» **Exercise aim**
Give back every line exactly as it appears, pictures excluded.

Saved entries
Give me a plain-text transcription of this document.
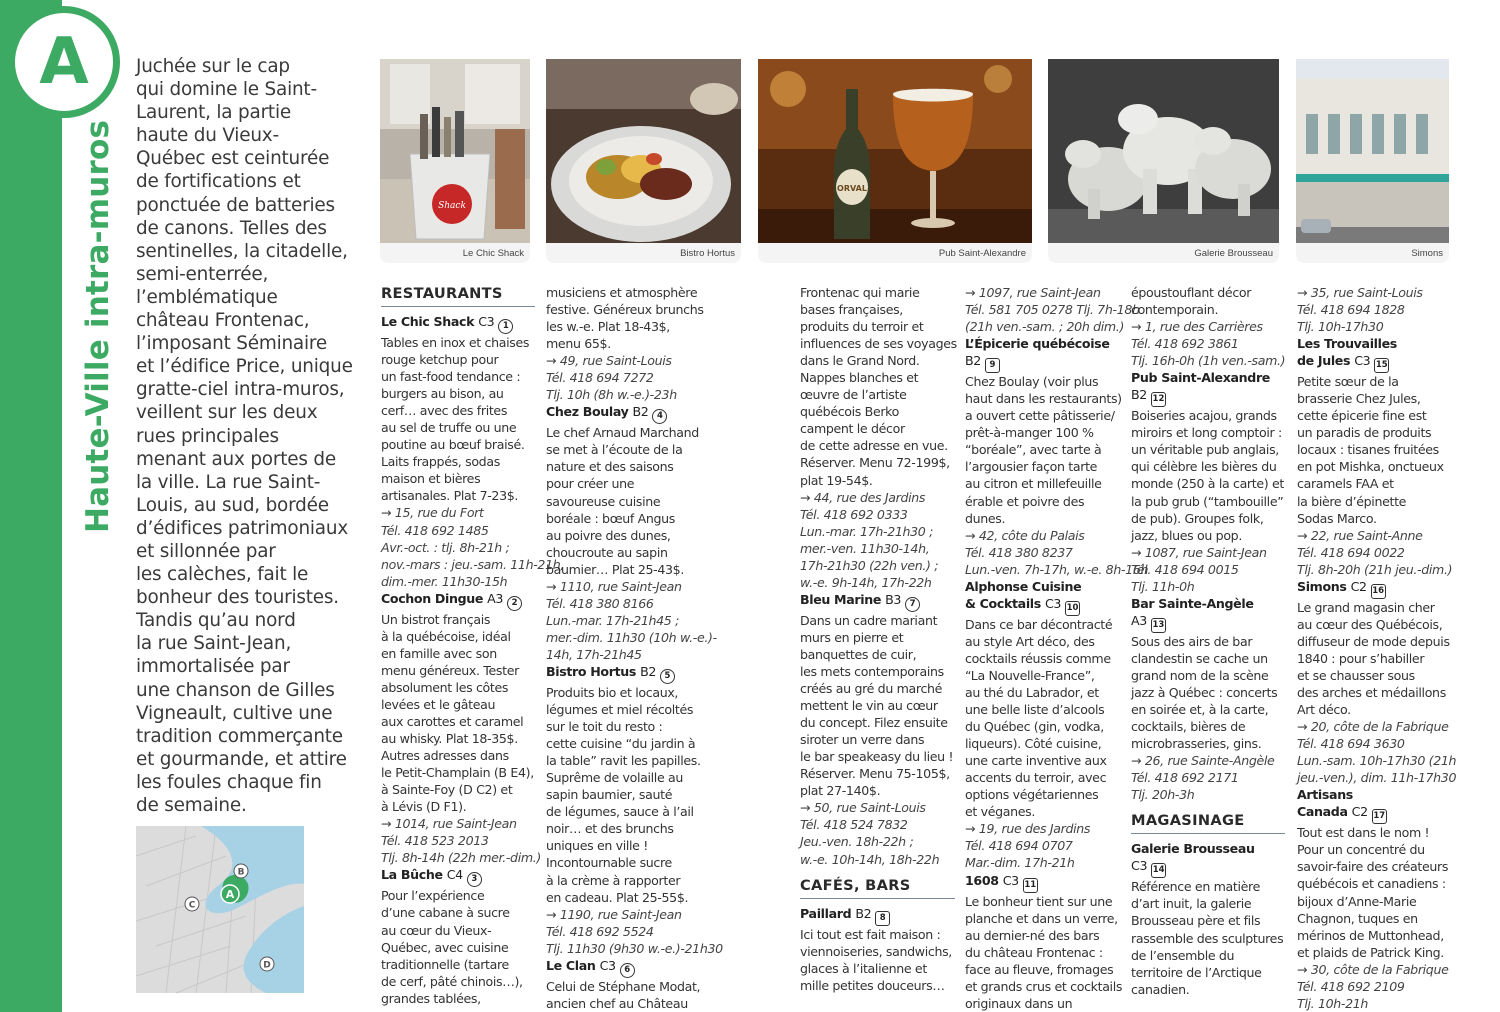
A
Haute-Ville intra-muros
Juchée sur le cap
qui domine le Saint-
Laurent, la partie
haute du Vieux-
Québec est ceinturée
de fortifications et
ponctuée de batteries
de canons. Telles des
sentinelles, la citadelle,
semi-enterrée,
l’emblématique
château Frontenac,
l’imposant Séminaire
et l’édifice Price, unique
gratte-ciel intra-muros,
veillent sur les deux
rues principales
menant aux portes de
la ville. La rue Saint-
Louis, au sud, bordée
d’édifices patrimoniaux
et sillonnée par
les calèches, fait le
bonheur des touristes.
Tandis qu’au nord
la rue Saint-Jean,
immortalisée par
une chanson de Gilles
Vigneault, cultive une
tradition commerçante
et gourmande, et attire
les foules chaque fin
de semaine.
A
B
C
D
Shack
Le Chic Shack	Bistro Hortus
ORVAL
Pub Saint-Alexandre	Galerie Brousseau	Simons
RESTAURANTS
Le Chic Shack C3 1
Tables en inox et chaises
rouge ketchup pour
un fast-food tendance :
burgers au bison, au
cerf… avec des frites
au sel de truffe ou une
poutine au bœuf braisé.
Laits frappés, sodas
maison et bières
artisanales. Plat 7-23$.
→ 15, rue du Fort
Tél. 418 692 1485
Avr.-oct. : tlj. 8h-21h ;
nov.-mars : jeu.-sam. 11h-21h,
dim.-mer. 11h30-15h
Cochon Dingue A3 2
Un bistrot français
à la québécoise, idéal
en famille avec son
menu généreux. Tester
absolument les côtes
levées et le gâteau
aux carottes et caramel
au whisky. Plat 18-35$.
Autres adresses dans
le Petit-Champlain (B E4),
à Sainte-Foy (D C2) et
à Lévis (D F1).
→ 1014, rue Saint-Jean
Tél. 418 523 2013
Tlj. 8h-14h (22h mer.-dim.)
La Bûche C4 3
Pour l’expérience
d’une cabane à sucre
au cœur du Vieux-
Québec, avec cuisine
traditionnelle (tartare
de cerf, pâté chinois…),
grandes tablées,
musiciens et atmosphère
festive. Généreux brunchs
les w.-e. Plat 18-43$,
menu 65$.
→ 49, rue Saint-Louis
Tél. 418 694 7272
Tlj. 10h (8h w.-e.)-23h
Chez Boulay B2 4
Le chef Arnaud Marchand
se met à l’écoute de la
nature et des saisons
pour créer une
savoureuse cuisine
boréale : bœuf Angus
au poivre des dunes,
choucroute au sapin
baumier… Plat 25-43$.
→ 1110, rue Saint-Jean
Tél. 418 380 8166
Lun.-mar. 17h-21h45 ;
mer.-dim. 11h30 (10h w.-e.)-
14h, 17h-21h45
Bistro Hortus B2 5
Produits bio et locaux,
légumes et miel récoltés
sur le toit du resto :
cette cuisine “du jardin à
la table” ravit les papilles.
Suprême de volaille au
sapin baumier, sauté
de légumes, sauce à l’ail
noir… et des brunchs
uniques en ville !
Incontournable sucre
à la crème à rapporter
en cadeau. Plat 25-55$.
→ 1190, rue Saint-Jean
Tél. 418 692 5524
Tlj. 11h30 (9h30 w.-e.)-21h30
Le Clan C3 6
Celui de Stéphane Modat,
ancien chef au Château
Frontenac qui marie
bases françaises,
produits du terroir et
influences de ses voyages
dans le Grand Nord.
Nappes blanches et
œuvre de l’artiste
québécois Berko
campent le décor
de cette adresse en vue.
Réserver. Menu 72-199$,
plat 19-54$.
→ 44, rue des Jardins
Tél. 418 692 0333
Lun.-mar. 17h-21h30 ;
mer.-ven. 11h30-14h,
17h-21h30 (22h ven.) ;
w.-e. 9h-14h, 17h-22h
Bleu Marine B3 7
Dans un cadre mariant
murs en pierre et
banquettes de cuir,
les mets contemporains
créés au gré du marché
mettent le vin au cœur
du concept. Filez ensuite
siroter un verre dans
le bar speakeasy du lieu !
Réserver. Menu 75-105$,
plat 27-140$.
→ 50, rue Saint-Louis
Tél. 418 524 7832
Jeu.-ven. 18h-22h ;
w.-e. 10h-14h, 18h-22h
CAFÉS, BARS
Paillard B2 8
Ici tout est fait maison :
viennoiseries, sandwichs,
glaces à l’italienne et
mille petites douceurs…
→ 1097, rue Saint-Jean
Tél. 581 705 0278 Tlj. 7h-18h
(21h ven.-sam. ; 20h dim.)
L’Épicerie québécoise
B2 9
Chez Boulay (voir plus
haut dans les restaurants)
a ouvert cette pâtisserie/
prêt-à-manger 100 %
“boréale”, avec tarte à
l’argousier façon tarte
au citron et millefeuille
érable et poivre des
dunes.
→ 42, côte du Palais
Tél. 418 380 8237
Lun.-ven. 7h-17h, w.-e. 8h-16h
Alphonse Cuisine
& Cocktails C3 10
Dans ce bar décontracté
au style Art déco, des
cocktails réussis comme
“La Nouvelle-France”,
au thé du Labrador, et
une belle liste d’alcools
du Québec (gin, vodka,
liqueurs). Côté cuisine,
une carte inventive aux
accents du terroir, avec
options végétariennes
et véganes.
→ 19, rue des Jardins
Tél. 418 694 0707
Mar.-dim. 17h-21h
1608 C3 11
Le bonheur tient sur une
planche et dans un verre,
au dernier-né des bars
du château Frontenac :
face au fleuve, fromages
et grands crus et cocktails
originaux dans un
époustouflant décor
contemporain.
→ 1, rue des Carrières
Tél. 418 692 3861
Tlj. 16h-0h (1h ven.-sam.)
Pub Saint-Alexandre
B2 12
Boiseries acajou, grands
miroirs et long comptoir :
un véritable pub anglais,
qui célèbre les bières du
monde (250 à la carte) et
la pub grub (“tambouille”
de pub). Groupes folk,
jazz, blues ou pop.
→ 1087, rue Saint-Jean
Tél. 418 694 0015
Tlj. 11h-0h
Bar Sainte-Angèle
A3 13
Sous des airs de bar
clandestin se cache un
grand nom de la scène
jazz à Québec : concerts
en soirée et, à la carte,
cocktails, bières de
microbrasseries, gins.
→ 26, rue Sainte-Angèle
Tél. 418 692 2171
Tlj. 20h-3h
MAGASINAGE
Galerie Brousseau
C3 14
Référence en matière
d’art inuit, la galerie
Brousseau père et fils
rassemble des sculptures
de l’ensemble du
territoire de l’Arctique
canadien.
→ 35, rue Saint-Louis
Tél. 418 694 1828
Tlj. 10h-17h30
Les Trouvailles
de Jules C3 15
Petite sœur de la
brasserie Chez Jules,
cette épicerie fine est
un paradis de produits
locaux : tisanes fruitées
en pot Mishka, onctueux
caramels FAA et
la bière d’épinette
Sodas Marco.
→ 22, rue Saint-Anne
Tél. 418 694 0022
Tlj. 8h-20h (21h jeu.-dim.)
Simons C2 16
Le grand magasin cher
au cœur des Québécois,
diffuseur de mode depuis
1840 : pour s’habiller
et se chausser sous
des arches et médaillons
Art déco.
→ 20, côte de la Fabrique
Tél. 418 694 3630
Lun.-sam. 10h-17h30 (21h
jeu.-ven.), dim. 11h-17h30
Artisans
Canada C2 17
Tout est dans le nom !
Pour un concentré du
savoir-faire des créateurs
québécois et canadiens :
bijoux d’Anne-Marie
Chagnon, tuques en
mérinos de Muttonhead,
et plaids de Patrick King.
→ 30, côte de la Fabrique
Tél. 418 692 2109
Tlj. 10h-21h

» **Result**
Give me a plain-text transcription of this document.
A
Haute-Ville intra-muros
Juchée sur le cap
qui domine le Saint-
Laurent, la partie
haute du Vieux-
Québec est ceinturée
de fortifications et
ponctuée de batteries
de canons. Telles des
sentinelles, la citadelle,
semi-enterrée,
l’emblématique
château Frontenac,
l’imposant Séminaire
et l’édifice Price, unique
gratte-ciel intra-muros,
veillent sur les deux
rues principales
menant aux portes de
la ville. La rue Saint-
Louis, au sud, bordée
d’édifices patrimoniaux
et sillonnée par
les calèches, fait le
bonheur des touristes.
Tandis qu’au nord
la rue Saint-Jean,
immortalisée par
une chanson de Gilles
Vigneault, cultive une
tradition commerçante
et gourmande, et attire
les foules chaque fin
de semaine.
A
B
C
D
Shack
Le Chic Shack	Bistro Hortus
ORVAL
Pub Saint-Alexandre	Galerie Brousseau	Simons
RESTAURANTS
Le Chic Shack C3 1
Tables en inox et chaises
rouge ketchup pour
un fast-food tendance :
burgers au bison, au
cerf… avec des frites
au sel de truffe ou une
poutine au bœuf braisé.
Laits frappés, sodas
maison et bières
artisanales. Plat 7-23$.
→ 15, rue du Fort
Tél. 418 692 1485
Avr.-oct. : tlj. 8h-21h ;
nov.-mars : jeu.-sam. 11h-21h,
dim.-mer. 11h30-15h
Cochon Dingue A3 2
Un bistrot français
à la québécoise, idéal
en famille avec son
menu généreux. Tester
absolument les côtes
levées et le gâteau
aux carottes et caramel
au whisky. Plat 18-35$.
Autres adresses dans
le Petit-Champlain (B E4),
à Sainte-Foy (D C2) et
à Lévis (D F1).
→ 1014, rue Saint-Jean
Tél. 418 523 2013
Tlj. 8h-14h (22h mer.-dim.)
La Bûche C4 3
Pour l’expérience
d’une cabane à sucre
au cœur du Vieux-
Québec, avec cuisine
traditionnelle (tartare
de cerf, pâté chinois…),
grandes tablées,
musiciens et atmosphère
festive. Généreux brunchs
les w.-e. Plat 18-43$,
menu 65$.
→ 49, rue Saint-Louis
Tél. 418 694 7272
Tlj. 10h (8h w.-e.)-23h
Chez Boulay B2 4
Le chef Arnaud Marchand
se met à l’écoute de la
nature et des saisons
pour créer une
savoureuse cuisine
boréale : bœuf Angus
au poivre des dunes,
choucroute au sapin
baumier… Plat 25-43$.
→ 1110, rue Saint-Jean
Tél. 418 380 8166
Lun.-mar. 17h-21h45 ;
mer.-dim. 11h30 (10h w.-e.)-
14h, 17h-21h45
Bistro Hortus B2 5
Produits bio et locaux,
légumes et miel récoltés
sur le toit du resto :
cette cuisine “du jardin à
la table” ravit les papilles.
Suprême de volaille au
sapin baumier, sauté
de légumes, sauce à l’ail
noir… et des brunchs
uniques en ville !
Incontournable sucre
à la crème à rapporter
en cadeau. Plat 25-55$.
→ 1190, rue Saint-Jean
Tél. 418 692 5524
Tlj. 11h30 (9h30 w.-e.)-21h30
Le Clan C3 6
Celui de Stéphane Modat,
ancien chef au Château
Frontenac qui marie
bases françaises,
produits du terroir et
influences de ses voyages
dans le Grand Nord.
Nappes blanches et
œuvre de l’artiste
québécois Berko
campent le décor
de cette adresse en vue.
Réserver. Menu 72-199$,
plat 19-54$.
→ 44, rue des Jardins
Tél. 418 692 0333
Lun.-mar. 17h-21h30 ;
mer.-ven. 11h30-14h,
17h-21h30 (22h ven.) ;
w.-e. 9h-14h, 17h-22h
Bleu Marine B3 7
Dans un cadre mariant
murs en pierre et
banquettes de cuir,
les mets contemporains
créés au gré du marché
mettent le vin au cœur
du concept. Filez ensuite
siroter un verre dans
le bar speakeasy du lieu !
Réserver. Menu 75-105$,
plat 27-140$.
→ 50, rue Saint-Louis
Tél. 418 524 7832
Jeu.-ven. 18h-22h ;
w.-e. 10h-14h, 18h-22h
CAFÉS, BARS
Paillard B2 8
Ici tout est fait maison :
viennoiseries, sandwichs,
glaces à l’italienne et
mille petites douceurs…
→ 1097, rue Saint-Jean
Tél. 581 705 0278 Tlj. 7h-18h
(21h ven.-sam. ; 20h dim.)
L’Épicerie québécoise
B2 9
Chez Boulay (voir plus
haut dans les restaurants)
a ouvert cette pâtisserie/
prêt-à-manger 100 %
“boréale”, avec tarte à
l’argousier façon tarte
au citron et millefeuille
érable et poivre des
dunes.
→ 42, côte du Palais
Tél. 418 380 8237
Lun.-ven. 7h-17h, w.-e. 8h-16h
Alphonse Cuisine
& Cocktails C3 10
Dans ce bar décontracté
au style Art déco, des
cocktails réussis comme
“La Nouvelle-France”,
au thé du Labrador, et
une belle liste d’alcools
du Québec (gin, vodka,
liqueurs). Côté cuisine,
une carte inventive aux
accents du terroir, avec
options végétariennes
et véganes.
→ 19, rue des Jardins
Tél. 418 694 0707
Mar.-dim. 17h-21h
1608 C3 11
Le bonheur tient sur une
planche et dans un verre,
au dernier-né des bars
du château Frontenac :
face au fleuve, fromages
et grands crus et cocktails
originaux dans un
époustouflant décor
contemporain.
→ 1, rue des Carrières
Tél. 418 692 3861
Tlj. 16h-0h (1h ven.-sam.)
Pub Saint-Alexandre
B2 12
Boiseries acajou, grands
miroirs et long comptoir :
un véritable pub anglais,
qui célèbre les bières du
monde (250 à la carte) et
la pub grub (“tambouille”
de pub). Groupes folk,
jazz, blues ou pop.
→ 1087, rue Saint-Jean
Tél. 418 694 0015
Tlj. 11h-0h
Bar Sainte-Angèle
A3 13
Sous des airs de bar
clandestin se cache un
grand nom de la scène
jazz à Québec : concerts
en soirée et, à la carte,
cocktails, bières de
microbrasseries, gins.
→ 26, rue Sainte-Angèle
Tél. 418 692 2171
Tlj. 20h-3h
MAGASINAGE
Galerie Brousseau
C3 14
Référence en matière
d’art inuit, la galerie
Brousseau père et fils
rassemble des sculptures
de l’ensemble du
territoire de l’Arctique
canadien.
→ 35, rue Saint-Louis
Tél. 418 694 1828
Tlj. 10h-17h30
Les Trouvailles
de Jules C3 15
Petite sœur de la
brasserie Chez Jules,
cette épicerie fine est
un paradis de produits
locaux : tisanes fruitées
en pot Mishka, onctueux
caramels FAA et
la bière d’épinette
Sodas Marco.
→ 22, rue Saint-Anne
Tél. 418 694 0022
Tlj. 8h-20h (21h jeu.-dim.)
Simons C2 16
Le grand magasin cher
au cœur des Québécois,
diffuseur de mode depuis
1840 : pour s’habiller
et se chausser sous
des arches et médaillons
Art déco.
→ 20, côte de la Fabrique
Tél. 418 694 3630
Lun.-sam. 10h-17h30 (21h
jeu.-ven.), dim. 11h-17h30
Artisans
Canada C2 17
Tout est dans le nom !
Pour un concentré du
savoir-faire des créateurs
québécois et canadiens :
bijoux d’Anne-Marie
Chagnon, tuques en
mérinos de Muttonhead,
et plaids de Patrick King.
→ 30, côte de la Fabrique
Tél. 418 692 2109
Tlj. 10h-21h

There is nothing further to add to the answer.